Report the number of lines that include "settings", with no additional text.

>>>

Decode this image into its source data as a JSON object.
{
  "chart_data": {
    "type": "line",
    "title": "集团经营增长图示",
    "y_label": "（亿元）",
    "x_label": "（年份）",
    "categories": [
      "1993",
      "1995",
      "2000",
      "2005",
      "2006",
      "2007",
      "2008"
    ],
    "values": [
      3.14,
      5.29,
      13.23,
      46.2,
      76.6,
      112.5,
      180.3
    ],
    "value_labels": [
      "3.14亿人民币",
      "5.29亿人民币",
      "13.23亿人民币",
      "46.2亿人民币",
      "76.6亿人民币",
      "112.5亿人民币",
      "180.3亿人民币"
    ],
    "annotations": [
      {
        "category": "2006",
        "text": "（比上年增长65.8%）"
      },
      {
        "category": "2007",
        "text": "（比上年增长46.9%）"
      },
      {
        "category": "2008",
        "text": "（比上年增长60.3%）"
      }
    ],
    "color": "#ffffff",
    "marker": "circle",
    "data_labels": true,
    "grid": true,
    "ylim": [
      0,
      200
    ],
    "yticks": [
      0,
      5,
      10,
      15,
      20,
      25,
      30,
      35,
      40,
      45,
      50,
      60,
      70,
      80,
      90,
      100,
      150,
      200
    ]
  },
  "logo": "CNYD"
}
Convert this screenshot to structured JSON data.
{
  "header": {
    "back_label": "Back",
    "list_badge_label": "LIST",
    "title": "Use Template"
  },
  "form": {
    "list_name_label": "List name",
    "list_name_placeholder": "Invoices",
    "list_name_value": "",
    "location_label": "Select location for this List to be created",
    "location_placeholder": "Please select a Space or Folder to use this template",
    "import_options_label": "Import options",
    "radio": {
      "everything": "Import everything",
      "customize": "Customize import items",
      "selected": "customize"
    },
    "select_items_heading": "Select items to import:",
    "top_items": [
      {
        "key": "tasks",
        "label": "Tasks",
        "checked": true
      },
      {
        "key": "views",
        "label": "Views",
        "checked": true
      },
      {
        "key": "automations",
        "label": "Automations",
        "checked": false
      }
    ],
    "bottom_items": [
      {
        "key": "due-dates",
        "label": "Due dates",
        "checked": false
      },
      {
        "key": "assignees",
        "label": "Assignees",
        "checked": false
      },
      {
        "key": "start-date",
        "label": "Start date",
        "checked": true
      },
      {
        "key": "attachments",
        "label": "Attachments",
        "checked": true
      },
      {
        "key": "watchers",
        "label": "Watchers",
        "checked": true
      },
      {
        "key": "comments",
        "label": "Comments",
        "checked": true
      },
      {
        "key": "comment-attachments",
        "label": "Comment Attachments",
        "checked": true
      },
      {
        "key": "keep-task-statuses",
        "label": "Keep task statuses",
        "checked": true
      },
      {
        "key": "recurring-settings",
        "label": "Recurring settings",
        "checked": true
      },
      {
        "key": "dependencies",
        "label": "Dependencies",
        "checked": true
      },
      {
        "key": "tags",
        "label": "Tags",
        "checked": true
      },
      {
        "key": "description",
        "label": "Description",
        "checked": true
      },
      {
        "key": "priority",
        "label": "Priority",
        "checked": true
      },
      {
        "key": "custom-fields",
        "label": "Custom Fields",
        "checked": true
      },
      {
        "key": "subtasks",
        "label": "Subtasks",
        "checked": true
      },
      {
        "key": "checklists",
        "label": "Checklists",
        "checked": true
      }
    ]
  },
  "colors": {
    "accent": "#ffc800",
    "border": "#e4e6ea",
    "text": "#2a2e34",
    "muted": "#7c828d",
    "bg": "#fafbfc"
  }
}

<<<
>>>

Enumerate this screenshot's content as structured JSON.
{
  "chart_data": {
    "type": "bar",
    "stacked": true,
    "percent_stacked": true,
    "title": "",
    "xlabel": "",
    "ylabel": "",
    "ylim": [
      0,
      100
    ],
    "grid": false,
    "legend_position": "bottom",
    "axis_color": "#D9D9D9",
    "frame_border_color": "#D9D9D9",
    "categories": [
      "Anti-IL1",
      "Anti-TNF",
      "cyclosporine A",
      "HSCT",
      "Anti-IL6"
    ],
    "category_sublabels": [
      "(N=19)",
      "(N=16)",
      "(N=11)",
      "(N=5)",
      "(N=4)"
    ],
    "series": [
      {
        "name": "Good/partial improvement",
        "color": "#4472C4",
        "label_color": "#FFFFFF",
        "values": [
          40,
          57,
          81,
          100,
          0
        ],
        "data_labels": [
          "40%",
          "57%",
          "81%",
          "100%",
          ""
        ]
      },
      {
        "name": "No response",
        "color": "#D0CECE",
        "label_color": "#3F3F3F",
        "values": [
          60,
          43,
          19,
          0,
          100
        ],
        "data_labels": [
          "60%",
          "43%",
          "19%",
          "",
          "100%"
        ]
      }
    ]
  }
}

<<<
>>>

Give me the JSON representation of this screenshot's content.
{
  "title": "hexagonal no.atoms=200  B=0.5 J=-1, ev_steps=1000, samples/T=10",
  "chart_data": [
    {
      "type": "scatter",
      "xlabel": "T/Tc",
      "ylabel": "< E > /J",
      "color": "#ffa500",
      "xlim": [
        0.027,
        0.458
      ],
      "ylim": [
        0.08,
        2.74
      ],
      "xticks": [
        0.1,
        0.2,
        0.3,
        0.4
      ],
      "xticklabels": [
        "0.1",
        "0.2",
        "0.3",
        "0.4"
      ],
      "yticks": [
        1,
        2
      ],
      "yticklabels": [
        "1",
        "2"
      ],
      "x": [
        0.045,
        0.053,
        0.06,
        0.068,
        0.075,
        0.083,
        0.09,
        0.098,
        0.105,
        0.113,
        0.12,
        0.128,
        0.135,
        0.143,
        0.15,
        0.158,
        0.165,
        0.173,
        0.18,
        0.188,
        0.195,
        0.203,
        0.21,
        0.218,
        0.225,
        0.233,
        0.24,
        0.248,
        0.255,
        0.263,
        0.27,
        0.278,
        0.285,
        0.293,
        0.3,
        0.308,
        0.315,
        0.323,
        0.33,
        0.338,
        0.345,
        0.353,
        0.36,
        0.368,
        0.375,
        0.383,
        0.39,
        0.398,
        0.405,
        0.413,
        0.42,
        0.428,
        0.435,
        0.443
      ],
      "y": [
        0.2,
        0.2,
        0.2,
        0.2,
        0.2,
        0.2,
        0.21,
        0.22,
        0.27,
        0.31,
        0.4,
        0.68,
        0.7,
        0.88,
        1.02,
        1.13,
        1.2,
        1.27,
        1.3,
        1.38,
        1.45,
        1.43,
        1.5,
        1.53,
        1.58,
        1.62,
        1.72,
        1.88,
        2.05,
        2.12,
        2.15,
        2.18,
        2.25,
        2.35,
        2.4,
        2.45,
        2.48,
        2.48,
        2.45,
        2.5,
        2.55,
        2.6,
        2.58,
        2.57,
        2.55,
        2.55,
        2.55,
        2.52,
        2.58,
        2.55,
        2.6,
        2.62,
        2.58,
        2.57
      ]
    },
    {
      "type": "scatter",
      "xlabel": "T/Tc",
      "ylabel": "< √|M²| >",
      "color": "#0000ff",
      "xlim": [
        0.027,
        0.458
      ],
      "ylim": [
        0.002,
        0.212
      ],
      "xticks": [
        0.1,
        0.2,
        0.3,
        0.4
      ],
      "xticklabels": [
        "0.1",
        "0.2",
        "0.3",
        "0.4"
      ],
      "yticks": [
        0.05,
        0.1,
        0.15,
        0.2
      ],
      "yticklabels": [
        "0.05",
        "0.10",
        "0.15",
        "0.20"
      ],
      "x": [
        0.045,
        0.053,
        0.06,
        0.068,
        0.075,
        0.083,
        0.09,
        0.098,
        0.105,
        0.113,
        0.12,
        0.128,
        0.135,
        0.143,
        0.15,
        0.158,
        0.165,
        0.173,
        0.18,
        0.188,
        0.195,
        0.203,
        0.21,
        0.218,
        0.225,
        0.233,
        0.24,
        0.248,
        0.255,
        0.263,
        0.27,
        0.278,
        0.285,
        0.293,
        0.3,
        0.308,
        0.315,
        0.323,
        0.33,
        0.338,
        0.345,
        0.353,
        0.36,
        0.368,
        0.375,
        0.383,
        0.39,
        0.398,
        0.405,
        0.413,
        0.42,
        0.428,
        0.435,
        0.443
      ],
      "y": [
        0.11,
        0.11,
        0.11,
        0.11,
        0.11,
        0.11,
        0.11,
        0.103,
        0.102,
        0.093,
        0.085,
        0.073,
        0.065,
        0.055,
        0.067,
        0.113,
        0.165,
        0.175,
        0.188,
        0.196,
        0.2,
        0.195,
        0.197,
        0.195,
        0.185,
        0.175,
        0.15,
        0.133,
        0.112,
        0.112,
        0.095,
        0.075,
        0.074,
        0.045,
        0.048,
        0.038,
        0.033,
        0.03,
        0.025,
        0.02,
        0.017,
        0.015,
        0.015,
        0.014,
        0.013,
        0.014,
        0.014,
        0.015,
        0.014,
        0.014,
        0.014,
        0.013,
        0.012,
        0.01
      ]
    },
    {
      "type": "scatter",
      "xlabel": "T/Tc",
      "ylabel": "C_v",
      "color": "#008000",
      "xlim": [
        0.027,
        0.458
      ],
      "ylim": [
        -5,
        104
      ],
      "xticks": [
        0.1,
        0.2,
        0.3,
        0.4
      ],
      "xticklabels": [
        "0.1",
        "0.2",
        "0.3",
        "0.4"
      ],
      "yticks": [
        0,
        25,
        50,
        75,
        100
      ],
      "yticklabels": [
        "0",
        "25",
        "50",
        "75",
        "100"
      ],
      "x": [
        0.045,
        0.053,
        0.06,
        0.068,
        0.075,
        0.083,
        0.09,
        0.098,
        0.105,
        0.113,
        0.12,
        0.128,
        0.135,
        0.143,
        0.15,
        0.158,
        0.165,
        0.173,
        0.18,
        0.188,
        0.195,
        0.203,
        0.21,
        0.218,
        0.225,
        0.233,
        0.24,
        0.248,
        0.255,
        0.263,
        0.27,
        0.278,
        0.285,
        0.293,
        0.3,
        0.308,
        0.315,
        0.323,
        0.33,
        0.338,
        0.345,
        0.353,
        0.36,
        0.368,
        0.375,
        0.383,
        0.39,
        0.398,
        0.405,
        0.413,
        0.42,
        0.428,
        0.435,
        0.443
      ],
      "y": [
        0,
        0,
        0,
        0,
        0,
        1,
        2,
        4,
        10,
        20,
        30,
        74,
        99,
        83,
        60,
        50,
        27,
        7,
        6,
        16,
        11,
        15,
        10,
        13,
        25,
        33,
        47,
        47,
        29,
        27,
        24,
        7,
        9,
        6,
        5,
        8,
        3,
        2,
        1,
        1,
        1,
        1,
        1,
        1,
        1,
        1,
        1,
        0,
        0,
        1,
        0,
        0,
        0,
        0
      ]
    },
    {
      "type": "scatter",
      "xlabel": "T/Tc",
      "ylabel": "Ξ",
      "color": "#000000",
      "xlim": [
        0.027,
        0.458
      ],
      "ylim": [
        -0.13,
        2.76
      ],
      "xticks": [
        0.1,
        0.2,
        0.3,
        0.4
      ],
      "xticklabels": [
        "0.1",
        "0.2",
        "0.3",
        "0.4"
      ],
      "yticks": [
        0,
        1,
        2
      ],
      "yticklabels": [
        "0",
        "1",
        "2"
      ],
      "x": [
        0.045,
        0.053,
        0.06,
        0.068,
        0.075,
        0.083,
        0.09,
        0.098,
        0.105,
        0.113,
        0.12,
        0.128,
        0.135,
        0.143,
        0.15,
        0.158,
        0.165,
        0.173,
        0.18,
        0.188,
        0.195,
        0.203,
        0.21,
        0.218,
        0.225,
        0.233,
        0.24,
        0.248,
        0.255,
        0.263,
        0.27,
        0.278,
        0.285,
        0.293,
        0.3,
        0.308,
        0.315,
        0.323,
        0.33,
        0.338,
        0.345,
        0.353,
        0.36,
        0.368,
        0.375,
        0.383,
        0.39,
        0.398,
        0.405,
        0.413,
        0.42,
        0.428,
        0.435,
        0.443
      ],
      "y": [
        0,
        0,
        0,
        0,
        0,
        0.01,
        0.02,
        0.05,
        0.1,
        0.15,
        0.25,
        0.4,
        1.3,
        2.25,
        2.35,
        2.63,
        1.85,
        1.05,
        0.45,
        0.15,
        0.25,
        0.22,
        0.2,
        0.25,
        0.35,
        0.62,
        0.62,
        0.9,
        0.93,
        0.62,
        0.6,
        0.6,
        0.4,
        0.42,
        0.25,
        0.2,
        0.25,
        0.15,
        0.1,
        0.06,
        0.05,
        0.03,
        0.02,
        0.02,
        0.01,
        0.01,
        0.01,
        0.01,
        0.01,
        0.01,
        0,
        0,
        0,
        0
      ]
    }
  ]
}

<<<

_Reply_
2